▶ **YOUR TASK**
Retype all of the data. Every line must match exactly.

▶ **DATA ROWS**
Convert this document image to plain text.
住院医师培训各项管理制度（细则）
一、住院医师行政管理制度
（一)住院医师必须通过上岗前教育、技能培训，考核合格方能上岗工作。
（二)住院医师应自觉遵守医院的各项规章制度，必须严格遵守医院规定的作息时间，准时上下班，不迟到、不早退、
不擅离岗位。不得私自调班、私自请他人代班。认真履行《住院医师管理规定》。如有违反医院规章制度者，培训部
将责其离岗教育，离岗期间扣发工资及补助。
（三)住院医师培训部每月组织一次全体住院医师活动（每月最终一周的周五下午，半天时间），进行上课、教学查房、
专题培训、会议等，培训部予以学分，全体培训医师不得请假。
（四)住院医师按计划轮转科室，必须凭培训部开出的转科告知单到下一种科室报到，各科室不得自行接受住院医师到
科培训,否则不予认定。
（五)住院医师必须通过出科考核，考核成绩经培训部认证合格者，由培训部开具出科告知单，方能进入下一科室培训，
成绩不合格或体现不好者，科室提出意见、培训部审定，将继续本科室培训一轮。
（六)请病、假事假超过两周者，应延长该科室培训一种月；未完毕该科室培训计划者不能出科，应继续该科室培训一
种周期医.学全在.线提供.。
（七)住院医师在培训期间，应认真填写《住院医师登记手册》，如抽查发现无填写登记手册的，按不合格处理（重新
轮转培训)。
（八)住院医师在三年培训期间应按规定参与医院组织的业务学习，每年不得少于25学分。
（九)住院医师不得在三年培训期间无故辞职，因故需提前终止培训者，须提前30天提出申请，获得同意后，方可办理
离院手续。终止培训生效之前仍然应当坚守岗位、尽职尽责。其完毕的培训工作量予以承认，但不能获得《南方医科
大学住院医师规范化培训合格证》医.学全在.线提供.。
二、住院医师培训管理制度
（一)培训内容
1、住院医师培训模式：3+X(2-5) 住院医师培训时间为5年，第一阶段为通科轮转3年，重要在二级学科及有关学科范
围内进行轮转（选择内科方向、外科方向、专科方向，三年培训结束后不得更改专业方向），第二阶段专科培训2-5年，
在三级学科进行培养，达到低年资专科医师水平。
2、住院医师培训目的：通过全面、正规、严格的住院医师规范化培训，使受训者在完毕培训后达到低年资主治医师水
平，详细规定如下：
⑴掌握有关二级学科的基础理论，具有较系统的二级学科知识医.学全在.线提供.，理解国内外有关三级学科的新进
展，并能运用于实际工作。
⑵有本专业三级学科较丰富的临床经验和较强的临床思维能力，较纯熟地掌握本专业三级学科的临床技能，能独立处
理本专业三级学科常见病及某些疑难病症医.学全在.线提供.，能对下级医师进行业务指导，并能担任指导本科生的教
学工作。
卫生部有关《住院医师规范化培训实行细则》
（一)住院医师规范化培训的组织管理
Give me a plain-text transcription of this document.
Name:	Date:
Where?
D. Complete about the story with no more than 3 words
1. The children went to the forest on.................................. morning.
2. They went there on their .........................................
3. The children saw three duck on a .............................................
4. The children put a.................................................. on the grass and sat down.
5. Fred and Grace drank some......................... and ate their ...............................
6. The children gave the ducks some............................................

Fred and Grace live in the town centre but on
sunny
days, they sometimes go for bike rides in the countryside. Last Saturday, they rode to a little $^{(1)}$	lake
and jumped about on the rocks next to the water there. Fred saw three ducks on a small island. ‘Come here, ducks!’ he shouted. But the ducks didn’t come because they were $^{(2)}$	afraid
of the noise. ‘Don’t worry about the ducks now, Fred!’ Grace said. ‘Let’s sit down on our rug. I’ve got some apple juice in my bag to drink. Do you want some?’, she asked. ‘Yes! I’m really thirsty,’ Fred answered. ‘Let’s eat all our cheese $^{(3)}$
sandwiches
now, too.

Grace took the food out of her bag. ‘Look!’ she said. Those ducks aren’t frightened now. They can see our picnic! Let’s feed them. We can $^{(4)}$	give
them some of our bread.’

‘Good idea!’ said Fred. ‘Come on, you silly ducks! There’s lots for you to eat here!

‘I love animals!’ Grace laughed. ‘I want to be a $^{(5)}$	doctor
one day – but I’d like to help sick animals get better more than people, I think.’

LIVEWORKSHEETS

▶ **CORRECT RESULT**
Convert this document image to plain text.
住院医师培训各项管理制度（细则）
一、住院医师行政管理制度
（一)住院医师必须通过上岗前教育、技能培训，考核合格方能上岗工作。
（二)住院医师应自觉遵守医院的各项规章制度，必须严格遵守医院规定的作息时间，准时上下班，不迟到、不早退、
不擅离岗位。不得私自调班、私自请他人代班。认真履行《住院医师管理规定》。如有违反医院规章制度者，培训部
将责其离岗教育，离岗期间扣发工资及补助。
（三)住院医师培训部每月组织一次全体住院医师活动（每月最终一周的周五下午，半天时间），进行上课、教学查房、
专题培训、会议等，培训部予以学分，全体培训医师不得请假。
（四)住院医师按计划轮转科室，必须凭培训部开出的转科告知单到下一种科室报到，各科室不得自行接受住院医师到
科培训,否则不予认定。
（五)住院医师必须通过出科考核，考核成绩经培训部认证合格者，由培训部开具出科告知单，方能进入下一科室培训，
成绩不合格或体现不好者，科室提出意见、培训部审定，将继续本科室培训一轮。
（六)请病、假事假超过两周者，应延长该科室培训一种月；未完毕该科室培训计划者不能出科，应继续该科室培训一
种周期医.学全在.线提供.。
（七)住院医师在培训期间，应认真填写《住院医师登记手册》，如抽查发现无填写登记手册的，按不合格处理（重新
轮转培训)。
（八)住院医师在三年培训期间应按规定参与医院组织的业务学习，每年不得少于25学分。
（九)住院医师不得在三年培训期间无故辞职，因故需提前终止培训者，须提前30天提出申请，获得同意后，方可办理
离院手续。终止培训生效之前仍然应当坚守岗位、尽职尽责。其完毕的培训工作量予以承认，但不能获得《南方医科
大学住院医师规范化培训合格证》医.学全在.线提供.。
二、住院医师培训管理制度
（一)培训内容
1、住院医师培训模式：3+X(2-5) 住院医师培训时间为5年，第一阶段为通科轮转3年，重要在二级学科及有关学科范
围内进行轮转（选择内科方向、外科方向、专科方向，三年培训结束后不得更改专业方向），第二阶段专科培训2-5年，
在三级学科进行培养，达到低年资专科医师水平。
2、住院医师培训目的：通过全面、正规、严格的住院医师规范化培训，使受训者在完毕培训后达到低年资主治医师水
平，详细规定如下：
⑴掌握有关二级学科的基础理论，具有较系统的二级学科知识医.学全在.线提供.，理解国内外有关三级学科的新进
展，并能运用于实际工作。
⑵有本专业三级学科较丰富的临床经验和较强的临床思维能力，较纯熟地掌握本专业三级学科的临床技能，能独立处
理本专业三级学科常见病及某些疑难病症医.学全在.线提供.，能对下级医师进行业务指导，并能担任指导本科生的教
学工作。
卫生部有关《住院医师规范化培训实行细则》
（一)住院医师规范化培训的组织管理
Give me a plain-text transcription of this document.
Name:	Date:
Where?
D. Complete about the story with no more than 3 words
1. The children went to the forest on.................................. morning.
2. They went there on their .........................................
3. The children saw three duck on a .............................................
4. The children put a.................................................. on the grass and sat down.
5. Fred and Grace drank some......................... and ate their ...............................
6. The children gave the ducks some............................................

Fred and Grace live in the town centre but on
sunny
days, they sometimes go for bike rides in the countryside. Last Saturday, they rode to a little $^{(1)}$	lake
and jumped about on the rocks next to the water there. Fred saw three ducks on a small island. ‘Come here, ducks!’ he shouted. But the ducks didn’t come because they were $^{(2)}$	afraid
of the noise. ‘Don’t worry about the ducks now, Fred!’ Grace said. ‘Let’s sit down on our rug. I’ve got some apple juice in my bag to drink. Do you want some?’, she asked. ‘Yes! I’m really thirsty,’ Fred answered. ‘Let’s eat all our cheese $^{(3)}$
sandwiches
now, too.

Grace took the food out of her bag. ‘Look!’ she said. Those ducks aren’t frightened now. They can see our picnic! Let’s feed them. We can $^{(4)}$	give
them some of our bread.’

‘Good idea!’ said Fred. ‘Come on, you silly ducks! There’s lots for you to eat here!

‘I love animals!’ Grace laughed. ‘I want to be a $^{(5)}$	doctor
one day – but I’d like to help sick animals get better more than people, I think.’

LIVEWORKSHEETS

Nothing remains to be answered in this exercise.